Page text entries:
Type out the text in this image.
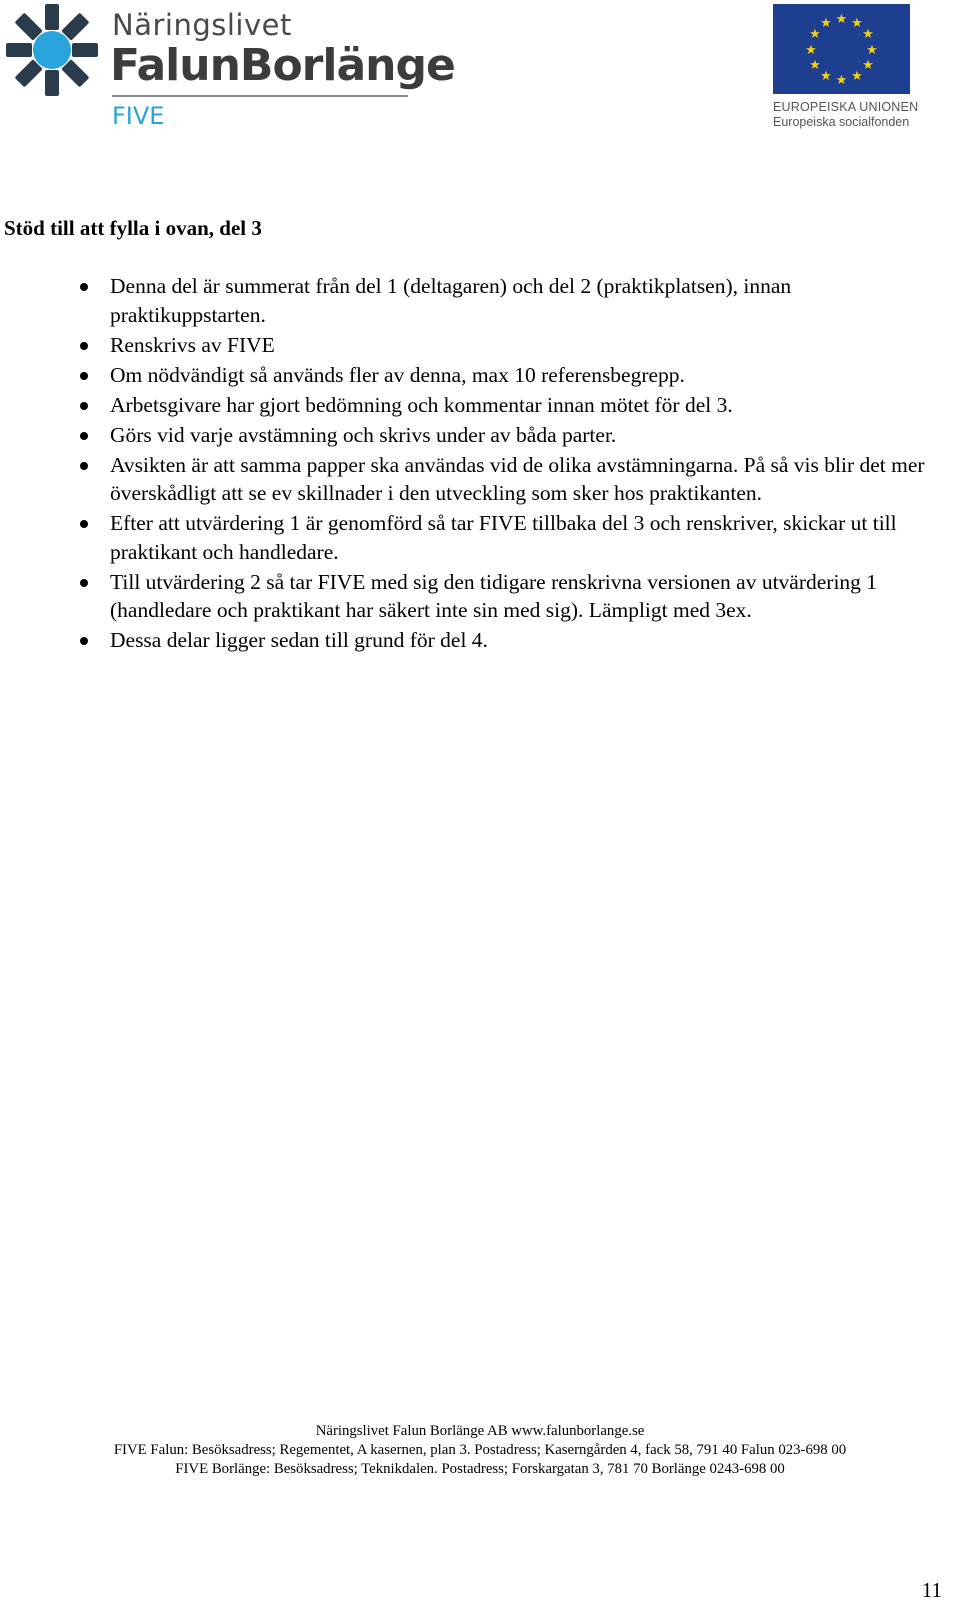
Näringslivet
FalunBorlänge
FIVE
★ ★
★
★
★
★
★
★
★
★
★
★
EUROPEISKA UNIONEN
Europeiska socialfonden
Stöd till att fylla i ovan, del 3
Denna del är summerat från del 1 (deltagaren) och del 2 (praktikplatsen), innan praktikuppstarten.
Renskrivs av FIVE
Om nödvändigt så används fler av denna, max 10 referensbegrepp.
Arbetsgivare har gjort bedömning och kommentar innan mötet för del 3.
Görs vid varje avstämning och skrivs under av båda parter.
Avsikten är att samma papper ska användas vid de olika avstämningarna. På så vis blir det mer överskådligt att se ev skillnader i den utveckling som sker hos praktikanten.
Efter att utvärdering 1 är genomförd så tar FIVE tillbaka del 3 och renskriver, skickar ut till praktikant och handledare.
Till utvärdering 2 så tar FIVE med sig den tidigare renskrivna versionen av utvärdering 1 (handledare och praktikant har säkert inte sin med sig). Lämpligt med 3ex.
Dessa delar ligger sedan till grund för del 4.
Näringslivet Falun Borlänge AB www.falunborlange.se
FIVE Falun: Besöksadress; Regementet, A kasernen, plan 3. Postadress; Kaserngården 4, fack 58, 791 40 Falun 023-698 00
FIVE Borlänge: Besöksadress; Teknikdalen. Postadress; Forskargatan 3, 781 70 Borlänge 0243-698 00
11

Instructions for the task
An exact, picture-free copy of the entries is required.

Result
Type out the text in this image.
Näringslivet
FalunBorlänge
FIVE
★ ★
★
★
★
★
★
★
★
★
★
★
EUROPEISKA UNIONEN
Europeiska socialfonden
Stöd till att fylla i ovan, del 3
Denna del är summerat från del 1 (deltagaren) och del 2 (praktikplatsen), innan praktikuppstarten.
Renskrivs av FIVE
Om nödvändigt så används fler av denna, max 10 referensbegrepp.
Arbetsgivare har gjort bedömning och kommentar innan mötet för del 3.
Görs vid varje avstämning och skrivs under av båda parter.
Avsikten är att samma papper ska användas vid de olika avstämningarna. På så vis blir det mer överskådligt att se ev skillnader i den utveckling som sker hos praktikanten.
Efter att utvärdering 1 är genomförd så tar FIVE tillbaka del 3 och renskriver, skickar ut till praktikant och handledare.
Till utvärdering 2 så tar FIVE med sig den tidigare renskrivna versionen av utvärdering 1 (handledare och praktikant har säkert inte sin med sig). Lämpligt med 3ex.
Dessa delar ligger sedan till grund för del 4.
Näringslivet Falun Borlänge AB www.falunborlange.se
FIVE Falun: Besöksadress; Regementet, A kasernen, plan 3. Postadress; Kaserngården 4, fack 58, 791 40 Falun 023-698 00
FIVE Borlänge: Besöksadress; Teknikdalen. Postadress; Forskargatan 3, 781 70 Borlänge 0243-698 00
11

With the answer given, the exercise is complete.